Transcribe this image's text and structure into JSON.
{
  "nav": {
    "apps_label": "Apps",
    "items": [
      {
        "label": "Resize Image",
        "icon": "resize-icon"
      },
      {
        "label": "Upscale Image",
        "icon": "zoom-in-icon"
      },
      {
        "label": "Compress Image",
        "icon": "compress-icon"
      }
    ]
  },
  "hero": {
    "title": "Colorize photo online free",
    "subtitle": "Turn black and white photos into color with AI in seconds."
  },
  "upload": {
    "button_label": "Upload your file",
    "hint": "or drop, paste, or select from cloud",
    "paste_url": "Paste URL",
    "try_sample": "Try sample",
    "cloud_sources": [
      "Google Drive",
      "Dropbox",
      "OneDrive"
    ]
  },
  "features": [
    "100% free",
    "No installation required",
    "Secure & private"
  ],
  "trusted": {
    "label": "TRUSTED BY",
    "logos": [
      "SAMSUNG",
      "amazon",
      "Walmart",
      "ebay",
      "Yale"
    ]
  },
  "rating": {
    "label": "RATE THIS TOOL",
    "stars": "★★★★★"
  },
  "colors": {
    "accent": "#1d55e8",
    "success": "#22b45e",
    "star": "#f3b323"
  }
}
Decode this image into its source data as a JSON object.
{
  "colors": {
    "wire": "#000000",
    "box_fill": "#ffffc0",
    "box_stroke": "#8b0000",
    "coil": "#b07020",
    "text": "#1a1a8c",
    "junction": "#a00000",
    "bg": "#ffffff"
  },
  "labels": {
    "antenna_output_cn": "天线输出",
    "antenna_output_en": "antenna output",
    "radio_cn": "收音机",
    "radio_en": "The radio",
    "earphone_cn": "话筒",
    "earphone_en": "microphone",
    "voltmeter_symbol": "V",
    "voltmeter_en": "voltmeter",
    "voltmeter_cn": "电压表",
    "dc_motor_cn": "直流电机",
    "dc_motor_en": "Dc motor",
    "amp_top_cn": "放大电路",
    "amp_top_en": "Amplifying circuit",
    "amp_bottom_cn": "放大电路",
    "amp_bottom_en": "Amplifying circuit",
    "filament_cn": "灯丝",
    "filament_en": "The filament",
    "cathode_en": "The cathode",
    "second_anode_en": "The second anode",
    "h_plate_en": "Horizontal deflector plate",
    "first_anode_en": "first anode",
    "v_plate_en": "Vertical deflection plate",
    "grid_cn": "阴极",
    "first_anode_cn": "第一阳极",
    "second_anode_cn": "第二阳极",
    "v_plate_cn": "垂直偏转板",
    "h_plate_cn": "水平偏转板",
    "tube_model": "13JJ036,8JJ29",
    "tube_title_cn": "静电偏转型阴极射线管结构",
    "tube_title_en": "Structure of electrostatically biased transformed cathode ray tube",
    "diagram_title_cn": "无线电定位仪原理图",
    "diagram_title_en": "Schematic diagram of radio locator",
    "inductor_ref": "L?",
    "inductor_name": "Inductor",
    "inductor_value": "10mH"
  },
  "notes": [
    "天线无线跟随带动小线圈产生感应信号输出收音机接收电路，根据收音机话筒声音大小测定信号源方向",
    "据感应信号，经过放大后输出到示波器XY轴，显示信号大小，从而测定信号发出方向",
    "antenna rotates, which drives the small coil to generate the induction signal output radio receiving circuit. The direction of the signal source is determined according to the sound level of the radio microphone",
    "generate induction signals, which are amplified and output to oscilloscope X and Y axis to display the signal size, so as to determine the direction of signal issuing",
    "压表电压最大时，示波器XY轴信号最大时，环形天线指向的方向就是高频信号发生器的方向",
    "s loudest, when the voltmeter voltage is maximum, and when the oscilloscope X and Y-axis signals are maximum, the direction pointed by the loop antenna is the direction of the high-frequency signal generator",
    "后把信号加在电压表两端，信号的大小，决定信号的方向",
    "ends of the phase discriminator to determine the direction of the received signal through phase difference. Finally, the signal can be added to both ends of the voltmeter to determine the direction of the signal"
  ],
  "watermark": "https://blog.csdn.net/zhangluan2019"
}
# # # # # # #
Output all preceding records character for character.

Transcribe this image's text and structure into JSON.
{
  "nav": {
    "apps_label": "Apps",
    "items": [
      {
        "label": "Resize Image",
        "icon": "resize-icon"
      },
      {
        "label": "Upscale Image",
        "icon": "zoom-in-icon"
      },
      {
        "label": "Compress Image",
        "icon": "compress-icon"
      }
    ]
  },
  "hero": {
    "title": "Colorize photo online free",
    "subtitle": "Turn black and white photos into color with AI in seconds."
  },
  "upload": {
    "button_label": "Upload your file",
    "hint": "or drop, paste, or select from cloud",
    "paste_url": "Paste URL",
    "try_sample": "Try sample",
    "cloud_sources": [
      "Google Drive",
      "Dropbox",
      "OneDrive"
    ]
  },
  "features": [
    "100% free",
    "No installation required",
    "Secure & private"
  ],
  "trusted": {
    "label": "TRUSTED BY",
    "logos": [
      "SAMSUNG",
      "amazon",
      "Walmart",
      "ebay",
      "Yale"
    ]
  },
  "rating": {
    "label": "RATE THIS TOOL",
    "stars": "★★★★★"
  },
  "colors": {
    "accent": "#1d55e8",
    "success": "#22b45e",
    "star": "#f3b323"
  }
}
Decode this image into its source data as a JSON object.
{
  "colors": {
    "wire": "#000000",
    "box_fill": "#ffffc0",
    "box_stroke": "#8b0000",
    "coil": "#b07020",
    "text": "#1a1a8c",
    "junction": "#a00000",
    "bg": "#ffffff"
  },
  "labels": {
    "antenna_output_cn": "天线输出",
    "antenna_output_en": "antenna output",
    "radio_cn": "收音机",
    "radio_en": "The radio",
    "earphone_cn": "话筒",
    "earphone_en": "microphone",
    "voltmeter_symbol": "V",
    "voltmeter_en": "voltmeter",
    "voltmeter_cn": "电压表",
    "dc_motor_cn": "直流电机",
    "dc_motor_en": "Dc motor",
    "amp_top_cn": "放大电路",
    "amp_top_en": "Amplifying circuit",
    "amp_bottom_cn": "放大电路",
    "amp_bottom_en": "Amplifying circuit",
    "filament_cn": "灯丝",
    "filament_en": "The filament",
    "cathode_en": "The cathode",
    "second_anode_en": "The second anode",
    "h_plate_en": "Horizontal deflector plate",
    "first_anode_en": "first anode",
    "v_plate_en": "Vertical deflection plate",
    "grid_cn": "阴极",
    "first_anode_cn": "第一阳极",
    "second_anode_cn": "第二阳极",
    "v_plate_cn": "垂直偏转板",
    "h_plate_cn": "水平偏转板",
    "tube_model": "13JJ036,8JJ29",
    "tube_title_cn": "静电偏转型阴极射线管结构",
    "tube_title_en": "Structure of electrostatically biased transformed cathode ray tube",
    "diagram_title_cn": "无线电定位仪原理图",
    "diagram_title_en": "Schematic diagram of radio locator",
    "inductor_ref": "L?",
    "inductor_name": "Inductor",
    "inductor_value": "10mH"
  },
  "notes": [
    "天线无线跟随带动小线圈产生感应信号输出收音机接收电路，根据收音机话筒声音大小测定信号源方向",
    "据感应信号，经过放大后输出到示波器XY轴，显示信号大小，从而测定信号发出方向",
    "antenna rotates, which drives the small coil to generate the induction signal output radio receiving circuit. The direction of the signal source is determined according to the sound level of the radio microphone",
    "generate induction signals, which are amplified and output to oscilloscope X and Y axis to display the signal size, so as to determine the direction of signal issuing",
    "压表电压最大时，示波器XY轴信号最大时，环形天线指向的方向就是高频信号发生器的方向",
    "s loudest, when the voltmeter voltage is maximum, and when the oscilloscope X and Y-axis signals are maximum, the direction pointed by the loop antenna is the direction of the high-frequency signal generator",
    "后把信号加在电压表两端，信号的大小，决定信号的方向",
    "ends of the phase discriminator to determine the direction of the received signal through phase difference. Finally, the signal can be added to both ends of the voltmeter to determine the direction of the signal"
  ],
  "watermark": "https://blog.csdn.net/zhangluan2019"
}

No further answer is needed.